___ Source records ___
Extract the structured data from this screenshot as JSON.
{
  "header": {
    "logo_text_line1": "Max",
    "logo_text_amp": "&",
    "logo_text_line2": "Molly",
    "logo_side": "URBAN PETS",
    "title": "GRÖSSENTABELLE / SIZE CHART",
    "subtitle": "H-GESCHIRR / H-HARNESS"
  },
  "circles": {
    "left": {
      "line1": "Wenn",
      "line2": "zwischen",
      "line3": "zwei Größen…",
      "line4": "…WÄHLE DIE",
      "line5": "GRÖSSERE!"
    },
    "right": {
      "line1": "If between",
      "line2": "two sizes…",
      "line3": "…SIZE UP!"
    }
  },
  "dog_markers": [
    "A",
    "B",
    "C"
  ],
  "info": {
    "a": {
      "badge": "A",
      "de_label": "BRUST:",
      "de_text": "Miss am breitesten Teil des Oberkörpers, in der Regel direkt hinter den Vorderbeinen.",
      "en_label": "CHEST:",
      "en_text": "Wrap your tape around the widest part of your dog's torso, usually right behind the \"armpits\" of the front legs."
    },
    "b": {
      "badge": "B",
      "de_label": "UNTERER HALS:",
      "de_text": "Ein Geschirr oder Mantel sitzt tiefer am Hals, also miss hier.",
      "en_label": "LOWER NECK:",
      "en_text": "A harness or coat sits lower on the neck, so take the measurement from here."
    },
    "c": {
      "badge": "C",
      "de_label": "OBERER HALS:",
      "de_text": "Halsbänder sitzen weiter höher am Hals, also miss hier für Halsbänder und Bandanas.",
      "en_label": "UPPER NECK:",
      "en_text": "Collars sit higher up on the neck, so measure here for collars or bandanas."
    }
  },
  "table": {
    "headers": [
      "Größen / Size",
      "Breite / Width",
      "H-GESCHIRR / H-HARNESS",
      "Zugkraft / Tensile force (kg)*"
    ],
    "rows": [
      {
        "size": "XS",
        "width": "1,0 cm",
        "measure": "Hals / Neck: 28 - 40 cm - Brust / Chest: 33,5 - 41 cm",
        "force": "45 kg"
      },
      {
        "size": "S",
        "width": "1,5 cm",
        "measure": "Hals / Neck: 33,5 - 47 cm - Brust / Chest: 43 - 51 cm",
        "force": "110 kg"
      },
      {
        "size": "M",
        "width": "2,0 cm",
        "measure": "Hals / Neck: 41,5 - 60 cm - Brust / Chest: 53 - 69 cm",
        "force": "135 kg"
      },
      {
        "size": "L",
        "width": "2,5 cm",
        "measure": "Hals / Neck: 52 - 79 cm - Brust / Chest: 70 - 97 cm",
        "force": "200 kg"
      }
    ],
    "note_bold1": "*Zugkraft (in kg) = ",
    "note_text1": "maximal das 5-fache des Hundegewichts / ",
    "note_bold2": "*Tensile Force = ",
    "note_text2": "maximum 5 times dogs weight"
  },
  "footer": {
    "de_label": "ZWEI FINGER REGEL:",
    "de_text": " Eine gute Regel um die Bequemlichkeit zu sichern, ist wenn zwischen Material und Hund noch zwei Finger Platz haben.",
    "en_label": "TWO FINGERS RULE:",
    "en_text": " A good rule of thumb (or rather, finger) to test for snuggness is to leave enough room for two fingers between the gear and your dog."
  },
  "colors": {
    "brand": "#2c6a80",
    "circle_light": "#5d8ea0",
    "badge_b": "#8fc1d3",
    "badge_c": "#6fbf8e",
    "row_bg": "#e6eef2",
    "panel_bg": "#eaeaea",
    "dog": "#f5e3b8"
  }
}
___
Directions: Transcribe the data above in full, exactly.

Result:
Extract the structured data from this screenshot as JSON.
{
  "header": {
    "logo_text_line1": "Max",
    "logo_text_amp": "&",
    "logo_text_line2": "Molly",
    "logo_side": "URBAN PETS",
    "title": "GRÖSSENTABELLE / SIZE CHART",
    "subtitle": "H-GESCHIRR / H-HARNESS"
  },
  "circles": {
    "left": {
      "line1": "Wenn",
      "line2": "zwischen",
      "line3": "zwei Größen…",
      "line4": "…WÄHLE DIE",
      "line5": "GRÖSSERE!"
    },
    "right": {
      "line1": "If between",
      "line2": "two sizes…",
      "line3": "…SIZE UP!"
    }
  },
  "dog_markers": [
    "A",
    "B",
    "C"
  ],
  "info": {
    "a": {
      "badge": "A",
      "de_label": "BRUST:",
      "de_text": "Miss am breitesten Teil des Oberkörpers, in der Regel direkt hinter den Vorderbeinen.",
      "en_label": "CHEST:",
      "en_text": "Wrap your tape around the widest part of your dog's torso, usually right behind the \"armpits\" of the front legs."
    },
    "b": {
      "badge": "B",
      "de_label": "UNTERER HALS:",
      "de_text": "Ein Geschirr oder Mantel sitzt tiefer am Hals, also miss hier.",
      "en_label": "LOWER NECK:",
      "en_text": "A harness or coat sits lower on the neck, so take the measurement from here."
    },
    "c": {
      "badge": "C",
      "de_label": "OBERER HALS:",
      "de_text": "Halsbänder sitzen weiter höher am Hals, also miss hier für Halsbänder und Bandanas.",
      "en_label": "UPPER NECK:",
      "en_text": "Collars sit higher up on the neck, so measure here for collars or bandanas."
    }
  },
  "table": {
    "headers": [
      "Größen / Size",
      "Breite / Width",
      "H-GESCHIRR / H-HARNESS",
      "Zugkraft / Tensile force (kg)*"
    ],
    "rows": [
      {
        "size": "XS",
        "width": "1,0 cm",
        "measure": "Hals / Neck: 28 - 40 cm - Brust / Chest: 33,5 - 41 cm",
        "force": "45 kg"
      },
      {
        "size": "S",
        "width": "1,5 cm",
        "measure": "Hals / Neck: 33,5 - 47 cm - Brust / Chest: 43 - 51 cm",
        "force": "110 kg"
      },
      {
        "size": "M",
        "width": "2,0 cm",
        "measure": "Hals / Neck: 41,5 - 60 cm - Brust / Chest: 53 - 69 cm",
        "force": "135 kg"
      },
      {
        "size": "L",
        "width": "2,5 cm",
        "measure": "Hals / Neck: 52 - 79 cm - Brust / Chest: 70 - 97 cm",
        "force": "200 kg"
      }
    ],
    "note_bold1": "*Zugkraft (in kg) = ",
    "note_text1": "maximal das 5-fache des Hundegewichts / ",
    "note_bold2": "*Tensile Force = ",
    "note_text2": "maximum 5 times dogs weight"
  },
  "footer": {
    "de_label": "ZWEI FINGER REGEL:",
    "de_text": " Eine gute Regel um die Bequemlichkeit zu sichern, ist wenn zwischen Material und Hund noch zwei Finger Platz haben.",
    "en_label": "TWO FINGERS RULE:",
    "en_text": " A good rule of thumb (or rather, finger) to test for snuggness is to leave enough room for two fingers between the gear and your dog."
  },
  "colors": {
    "brand": "#2c6a80",
    "circle_light": "#5d8ea0",
    "badge_b": "#8fc1d3",
    "badge_c": "#6fbf8e",
    "row_bg": "#e6eef2",
    "panel_bg": "#eaeaea",
    "dog": "#f5e3b8"
  }
}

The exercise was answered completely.